REQUIRED WORK:
Each line below that contains the word "FERGUSSON" must be copied.

RECORDS TO USE:
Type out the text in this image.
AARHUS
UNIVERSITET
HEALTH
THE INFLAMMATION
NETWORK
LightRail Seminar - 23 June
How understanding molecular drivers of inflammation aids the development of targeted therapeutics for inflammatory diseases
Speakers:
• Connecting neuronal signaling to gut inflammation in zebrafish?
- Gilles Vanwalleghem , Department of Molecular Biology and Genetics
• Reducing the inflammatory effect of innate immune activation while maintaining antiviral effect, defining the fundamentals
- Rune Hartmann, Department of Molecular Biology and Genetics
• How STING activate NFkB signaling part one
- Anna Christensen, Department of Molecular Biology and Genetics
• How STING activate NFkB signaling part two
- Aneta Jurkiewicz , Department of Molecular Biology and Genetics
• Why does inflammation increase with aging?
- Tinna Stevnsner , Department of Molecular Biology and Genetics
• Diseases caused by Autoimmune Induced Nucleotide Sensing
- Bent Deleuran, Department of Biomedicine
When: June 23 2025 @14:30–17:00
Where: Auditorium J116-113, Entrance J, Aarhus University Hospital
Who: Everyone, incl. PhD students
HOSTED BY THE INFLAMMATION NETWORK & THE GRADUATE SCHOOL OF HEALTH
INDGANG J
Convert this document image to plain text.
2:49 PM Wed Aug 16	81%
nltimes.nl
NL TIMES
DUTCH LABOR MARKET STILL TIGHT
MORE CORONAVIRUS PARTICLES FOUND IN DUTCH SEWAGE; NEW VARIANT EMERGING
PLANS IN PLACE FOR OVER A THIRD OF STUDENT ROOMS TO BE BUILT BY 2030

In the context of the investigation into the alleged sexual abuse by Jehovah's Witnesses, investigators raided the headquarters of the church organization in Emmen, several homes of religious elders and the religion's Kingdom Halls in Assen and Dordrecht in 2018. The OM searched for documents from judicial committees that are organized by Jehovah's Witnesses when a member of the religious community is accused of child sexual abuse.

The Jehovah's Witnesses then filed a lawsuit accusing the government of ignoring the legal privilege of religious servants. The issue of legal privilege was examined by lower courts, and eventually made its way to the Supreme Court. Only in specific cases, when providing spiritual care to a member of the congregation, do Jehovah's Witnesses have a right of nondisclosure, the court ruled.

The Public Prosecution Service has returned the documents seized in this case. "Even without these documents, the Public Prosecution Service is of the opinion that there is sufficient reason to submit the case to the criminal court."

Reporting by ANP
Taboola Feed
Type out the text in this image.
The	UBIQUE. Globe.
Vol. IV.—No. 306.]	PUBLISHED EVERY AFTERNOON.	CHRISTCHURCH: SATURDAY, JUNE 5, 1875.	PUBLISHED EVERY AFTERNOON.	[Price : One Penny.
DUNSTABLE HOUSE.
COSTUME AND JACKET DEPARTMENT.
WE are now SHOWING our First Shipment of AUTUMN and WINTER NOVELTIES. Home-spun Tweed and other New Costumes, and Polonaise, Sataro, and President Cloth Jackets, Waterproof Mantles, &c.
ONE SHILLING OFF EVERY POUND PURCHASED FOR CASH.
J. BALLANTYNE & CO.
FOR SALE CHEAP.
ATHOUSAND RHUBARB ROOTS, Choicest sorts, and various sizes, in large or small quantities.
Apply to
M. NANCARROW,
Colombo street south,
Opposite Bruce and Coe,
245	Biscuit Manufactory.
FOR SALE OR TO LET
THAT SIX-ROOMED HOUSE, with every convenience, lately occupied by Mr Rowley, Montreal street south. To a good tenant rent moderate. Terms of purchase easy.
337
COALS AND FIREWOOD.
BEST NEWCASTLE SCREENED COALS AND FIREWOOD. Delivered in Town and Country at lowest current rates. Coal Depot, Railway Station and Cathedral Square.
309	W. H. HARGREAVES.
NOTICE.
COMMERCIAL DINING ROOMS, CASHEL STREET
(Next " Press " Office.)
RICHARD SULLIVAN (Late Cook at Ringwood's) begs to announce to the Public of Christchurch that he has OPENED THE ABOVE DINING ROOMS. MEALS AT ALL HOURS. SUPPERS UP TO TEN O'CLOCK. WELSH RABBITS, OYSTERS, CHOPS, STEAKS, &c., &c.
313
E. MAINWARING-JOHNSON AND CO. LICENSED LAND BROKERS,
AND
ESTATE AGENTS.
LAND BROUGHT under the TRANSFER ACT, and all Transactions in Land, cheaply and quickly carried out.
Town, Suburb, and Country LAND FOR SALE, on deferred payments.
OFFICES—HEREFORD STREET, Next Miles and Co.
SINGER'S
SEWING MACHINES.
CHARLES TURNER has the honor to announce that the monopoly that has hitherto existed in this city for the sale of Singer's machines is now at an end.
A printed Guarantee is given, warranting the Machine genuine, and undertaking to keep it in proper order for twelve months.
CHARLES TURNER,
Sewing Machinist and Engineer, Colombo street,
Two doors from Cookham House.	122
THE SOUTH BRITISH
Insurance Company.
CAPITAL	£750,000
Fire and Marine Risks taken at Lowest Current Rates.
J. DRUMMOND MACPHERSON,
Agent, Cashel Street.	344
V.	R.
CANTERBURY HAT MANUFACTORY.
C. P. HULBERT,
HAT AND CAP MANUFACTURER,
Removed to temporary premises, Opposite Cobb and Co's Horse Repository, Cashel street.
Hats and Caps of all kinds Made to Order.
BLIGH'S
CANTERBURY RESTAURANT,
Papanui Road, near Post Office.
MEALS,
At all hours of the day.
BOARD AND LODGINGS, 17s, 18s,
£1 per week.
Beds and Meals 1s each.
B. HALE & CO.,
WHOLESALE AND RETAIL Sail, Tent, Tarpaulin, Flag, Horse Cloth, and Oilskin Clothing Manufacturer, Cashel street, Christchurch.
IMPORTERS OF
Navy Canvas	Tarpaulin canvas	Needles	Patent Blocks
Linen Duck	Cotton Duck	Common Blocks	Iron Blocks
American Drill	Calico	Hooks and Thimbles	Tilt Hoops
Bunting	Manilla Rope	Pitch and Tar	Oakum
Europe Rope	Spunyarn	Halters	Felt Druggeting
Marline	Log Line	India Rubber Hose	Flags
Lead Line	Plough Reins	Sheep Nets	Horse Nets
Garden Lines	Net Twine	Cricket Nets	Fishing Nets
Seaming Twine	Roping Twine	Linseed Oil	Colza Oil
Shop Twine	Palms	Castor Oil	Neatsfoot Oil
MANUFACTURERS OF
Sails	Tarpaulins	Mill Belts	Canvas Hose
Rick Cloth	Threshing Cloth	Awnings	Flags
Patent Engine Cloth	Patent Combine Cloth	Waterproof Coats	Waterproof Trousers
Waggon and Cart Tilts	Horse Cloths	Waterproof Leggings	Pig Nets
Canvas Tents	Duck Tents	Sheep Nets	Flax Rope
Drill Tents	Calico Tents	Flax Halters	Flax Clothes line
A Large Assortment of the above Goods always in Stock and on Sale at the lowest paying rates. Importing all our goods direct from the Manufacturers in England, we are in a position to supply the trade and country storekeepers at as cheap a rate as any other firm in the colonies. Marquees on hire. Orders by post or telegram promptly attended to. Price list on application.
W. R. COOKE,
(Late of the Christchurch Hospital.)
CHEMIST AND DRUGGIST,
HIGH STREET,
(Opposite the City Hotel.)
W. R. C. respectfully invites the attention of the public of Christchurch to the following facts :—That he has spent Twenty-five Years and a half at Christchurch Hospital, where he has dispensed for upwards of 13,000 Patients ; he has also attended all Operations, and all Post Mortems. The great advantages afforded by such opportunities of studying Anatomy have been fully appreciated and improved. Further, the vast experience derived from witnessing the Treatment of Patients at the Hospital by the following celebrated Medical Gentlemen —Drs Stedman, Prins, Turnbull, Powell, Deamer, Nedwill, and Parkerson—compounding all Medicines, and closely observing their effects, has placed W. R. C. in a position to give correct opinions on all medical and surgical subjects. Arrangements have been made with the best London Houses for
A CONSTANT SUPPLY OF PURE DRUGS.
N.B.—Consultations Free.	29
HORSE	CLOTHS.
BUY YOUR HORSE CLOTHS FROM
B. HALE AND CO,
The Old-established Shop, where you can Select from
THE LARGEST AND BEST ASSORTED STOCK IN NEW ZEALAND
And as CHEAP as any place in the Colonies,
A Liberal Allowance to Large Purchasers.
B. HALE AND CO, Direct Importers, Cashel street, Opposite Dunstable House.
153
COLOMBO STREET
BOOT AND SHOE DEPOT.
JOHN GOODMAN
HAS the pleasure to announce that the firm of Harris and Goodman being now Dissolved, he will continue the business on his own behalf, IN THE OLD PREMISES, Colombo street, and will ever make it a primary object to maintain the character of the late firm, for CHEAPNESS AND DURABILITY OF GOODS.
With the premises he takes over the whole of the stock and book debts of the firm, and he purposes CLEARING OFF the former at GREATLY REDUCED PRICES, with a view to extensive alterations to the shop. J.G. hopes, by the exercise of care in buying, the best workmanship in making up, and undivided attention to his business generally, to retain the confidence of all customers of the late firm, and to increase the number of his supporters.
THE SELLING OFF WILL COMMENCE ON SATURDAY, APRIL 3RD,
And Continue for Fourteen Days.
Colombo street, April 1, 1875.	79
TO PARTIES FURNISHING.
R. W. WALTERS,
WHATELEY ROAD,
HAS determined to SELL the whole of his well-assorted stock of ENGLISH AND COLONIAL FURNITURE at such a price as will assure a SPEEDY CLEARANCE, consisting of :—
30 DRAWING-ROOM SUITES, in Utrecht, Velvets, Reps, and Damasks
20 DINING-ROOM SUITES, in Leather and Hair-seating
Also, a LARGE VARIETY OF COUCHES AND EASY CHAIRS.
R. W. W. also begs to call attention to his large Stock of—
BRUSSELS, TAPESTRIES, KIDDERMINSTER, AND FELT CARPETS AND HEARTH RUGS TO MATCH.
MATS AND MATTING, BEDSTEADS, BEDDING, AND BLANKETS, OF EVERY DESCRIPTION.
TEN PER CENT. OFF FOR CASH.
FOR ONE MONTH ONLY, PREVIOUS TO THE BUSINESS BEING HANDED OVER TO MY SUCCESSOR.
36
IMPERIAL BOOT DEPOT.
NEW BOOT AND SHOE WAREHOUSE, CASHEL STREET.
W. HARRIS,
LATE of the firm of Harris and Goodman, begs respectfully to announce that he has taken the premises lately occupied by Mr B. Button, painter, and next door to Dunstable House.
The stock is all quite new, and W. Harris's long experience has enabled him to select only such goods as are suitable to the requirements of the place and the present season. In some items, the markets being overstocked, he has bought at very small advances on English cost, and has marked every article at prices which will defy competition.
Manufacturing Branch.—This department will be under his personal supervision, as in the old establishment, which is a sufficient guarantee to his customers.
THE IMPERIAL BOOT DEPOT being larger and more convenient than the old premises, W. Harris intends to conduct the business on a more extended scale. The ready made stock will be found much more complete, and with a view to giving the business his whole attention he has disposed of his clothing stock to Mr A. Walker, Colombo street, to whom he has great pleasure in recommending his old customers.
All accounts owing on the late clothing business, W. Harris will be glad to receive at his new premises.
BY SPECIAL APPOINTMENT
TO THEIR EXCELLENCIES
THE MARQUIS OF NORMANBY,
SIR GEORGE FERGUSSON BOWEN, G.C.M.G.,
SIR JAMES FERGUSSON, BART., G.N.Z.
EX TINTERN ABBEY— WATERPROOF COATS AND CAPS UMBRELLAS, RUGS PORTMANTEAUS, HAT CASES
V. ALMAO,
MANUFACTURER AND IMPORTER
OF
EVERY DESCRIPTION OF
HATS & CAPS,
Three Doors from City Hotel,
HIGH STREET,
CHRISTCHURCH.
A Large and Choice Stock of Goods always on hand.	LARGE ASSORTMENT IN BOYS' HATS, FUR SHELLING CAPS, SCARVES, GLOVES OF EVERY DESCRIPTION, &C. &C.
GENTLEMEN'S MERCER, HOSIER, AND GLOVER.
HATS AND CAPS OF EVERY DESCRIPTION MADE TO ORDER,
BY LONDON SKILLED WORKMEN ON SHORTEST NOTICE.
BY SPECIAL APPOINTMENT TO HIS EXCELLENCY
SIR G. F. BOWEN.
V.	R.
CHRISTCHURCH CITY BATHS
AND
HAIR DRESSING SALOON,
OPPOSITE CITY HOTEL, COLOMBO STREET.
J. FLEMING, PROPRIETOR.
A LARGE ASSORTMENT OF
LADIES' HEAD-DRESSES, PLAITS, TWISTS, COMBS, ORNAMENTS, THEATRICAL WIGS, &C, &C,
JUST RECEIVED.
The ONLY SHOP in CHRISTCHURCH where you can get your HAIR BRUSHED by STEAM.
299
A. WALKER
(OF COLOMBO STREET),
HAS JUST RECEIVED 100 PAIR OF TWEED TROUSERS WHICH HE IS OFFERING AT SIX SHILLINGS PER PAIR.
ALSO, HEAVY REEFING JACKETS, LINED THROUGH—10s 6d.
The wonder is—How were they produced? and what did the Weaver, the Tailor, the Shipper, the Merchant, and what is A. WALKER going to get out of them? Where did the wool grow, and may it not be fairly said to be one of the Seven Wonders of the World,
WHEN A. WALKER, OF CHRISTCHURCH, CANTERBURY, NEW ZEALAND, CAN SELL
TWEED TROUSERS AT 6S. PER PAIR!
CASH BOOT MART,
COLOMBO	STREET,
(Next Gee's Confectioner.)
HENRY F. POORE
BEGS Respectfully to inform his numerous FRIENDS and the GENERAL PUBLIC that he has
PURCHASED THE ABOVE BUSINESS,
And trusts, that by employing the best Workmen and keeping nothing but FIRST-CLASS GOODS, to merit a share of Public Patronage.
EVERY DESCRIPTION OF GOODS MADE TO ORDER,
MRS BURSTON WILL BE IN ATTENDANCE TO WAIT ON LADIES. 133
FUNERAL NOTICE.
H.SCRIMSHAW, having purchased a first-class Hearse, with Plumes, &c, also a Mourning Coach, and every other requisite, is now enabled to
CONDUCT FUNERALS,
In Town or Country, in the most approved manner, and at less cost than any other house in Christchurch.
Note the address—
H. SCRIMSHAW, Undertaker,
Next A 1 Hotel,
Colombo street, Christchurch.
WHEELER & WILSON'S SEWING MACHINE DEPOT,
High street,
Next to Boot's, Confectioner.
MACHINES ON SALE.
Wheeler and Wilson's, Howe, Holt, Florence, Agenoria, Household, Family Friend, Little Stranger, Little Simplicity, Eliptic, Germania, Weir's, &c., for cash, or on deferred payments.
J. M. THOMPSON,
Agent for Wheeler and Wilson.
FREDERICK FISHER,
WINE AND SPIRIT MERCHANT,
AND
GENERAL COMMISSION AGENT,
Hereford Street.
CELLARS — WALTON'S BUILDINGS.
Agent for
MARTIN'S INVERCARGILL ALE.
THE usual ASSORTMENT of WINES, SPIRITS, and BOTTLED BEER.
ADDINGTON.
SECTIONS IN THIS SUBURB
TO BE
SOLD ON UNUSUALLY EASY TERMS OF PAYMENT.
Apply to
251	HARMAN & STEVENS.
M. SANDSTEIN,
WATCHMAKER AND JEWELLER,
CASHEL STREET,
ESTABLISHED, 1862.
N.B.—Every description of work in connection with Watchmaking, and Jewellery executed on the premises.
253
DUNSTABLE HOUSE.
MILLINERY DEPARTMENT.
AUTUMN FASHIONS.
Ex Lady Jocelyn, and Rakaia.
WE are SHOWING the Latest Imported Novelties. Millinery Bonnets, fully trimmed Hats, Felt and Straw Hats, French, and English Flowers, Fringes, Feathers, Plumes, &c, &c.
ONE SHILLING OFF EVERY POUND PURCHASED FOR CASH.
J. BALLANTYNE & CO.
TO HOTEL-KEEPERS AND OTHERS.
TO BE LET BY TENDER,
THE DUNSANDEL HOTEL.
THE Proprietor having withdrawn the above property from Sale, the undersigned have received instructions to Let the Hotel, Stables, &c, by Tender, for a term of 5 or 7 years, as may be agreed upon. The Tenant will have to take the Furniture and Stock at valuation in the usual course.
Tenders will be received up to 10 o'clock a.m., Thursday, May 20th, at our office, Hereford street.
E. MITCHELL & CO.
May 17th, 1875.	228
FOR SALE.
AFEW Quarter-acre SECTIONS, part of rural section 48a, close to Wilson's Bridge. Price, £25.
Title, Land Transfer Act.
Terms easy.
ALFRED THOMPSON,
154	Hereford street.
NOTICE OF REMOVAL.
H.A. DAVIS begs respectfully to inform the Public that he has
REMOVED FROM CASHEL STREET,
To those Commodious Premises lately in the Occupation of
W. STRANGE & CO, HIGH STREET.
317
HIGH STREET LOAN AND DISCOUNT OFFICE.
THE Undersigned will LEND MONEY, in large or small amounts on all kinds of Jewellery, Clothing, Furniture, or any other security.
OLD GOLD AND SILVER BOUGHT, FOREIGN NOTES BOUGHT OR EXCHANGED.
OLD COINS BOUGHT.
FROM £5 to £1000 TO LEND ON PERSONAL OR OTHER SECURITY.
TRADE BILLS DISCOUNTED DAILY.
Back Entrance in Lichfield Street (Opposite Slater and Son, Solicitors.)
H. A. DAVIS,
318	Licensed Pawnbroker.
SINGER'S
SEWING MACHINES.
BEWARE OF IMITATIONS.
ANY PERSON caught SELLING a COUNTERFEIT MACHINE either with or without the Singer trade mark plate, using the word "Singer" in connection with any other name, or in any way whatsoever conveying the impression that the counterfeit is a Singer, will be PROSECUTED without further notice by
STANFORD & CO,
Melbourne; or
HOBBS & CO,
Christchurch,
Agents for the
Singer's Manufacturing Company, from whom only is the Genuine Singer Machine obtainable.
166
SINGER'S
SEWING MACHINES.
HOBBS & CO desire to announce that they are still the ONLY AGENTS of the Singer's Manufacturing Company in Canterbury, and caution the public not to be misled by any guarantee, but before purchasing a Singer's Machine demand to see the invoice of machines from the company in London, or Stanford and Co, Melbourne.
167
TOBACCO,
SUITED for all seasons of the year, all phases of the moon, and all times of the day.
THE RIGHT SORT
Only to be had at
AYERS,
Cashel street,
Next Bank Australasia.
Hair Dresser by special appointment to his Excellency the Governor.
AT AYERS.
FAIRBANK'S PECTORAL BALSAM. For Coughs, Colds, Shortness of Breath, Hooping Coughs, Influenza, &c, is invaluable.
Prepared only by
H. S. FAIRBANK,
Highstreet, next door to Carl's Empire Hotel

YOUR RESPONSE:
SIR GEORGE FERGUSSON BOWEN, G.C.M.G.,
SIR JAMES FERGUSSON, BART., G.N.Z.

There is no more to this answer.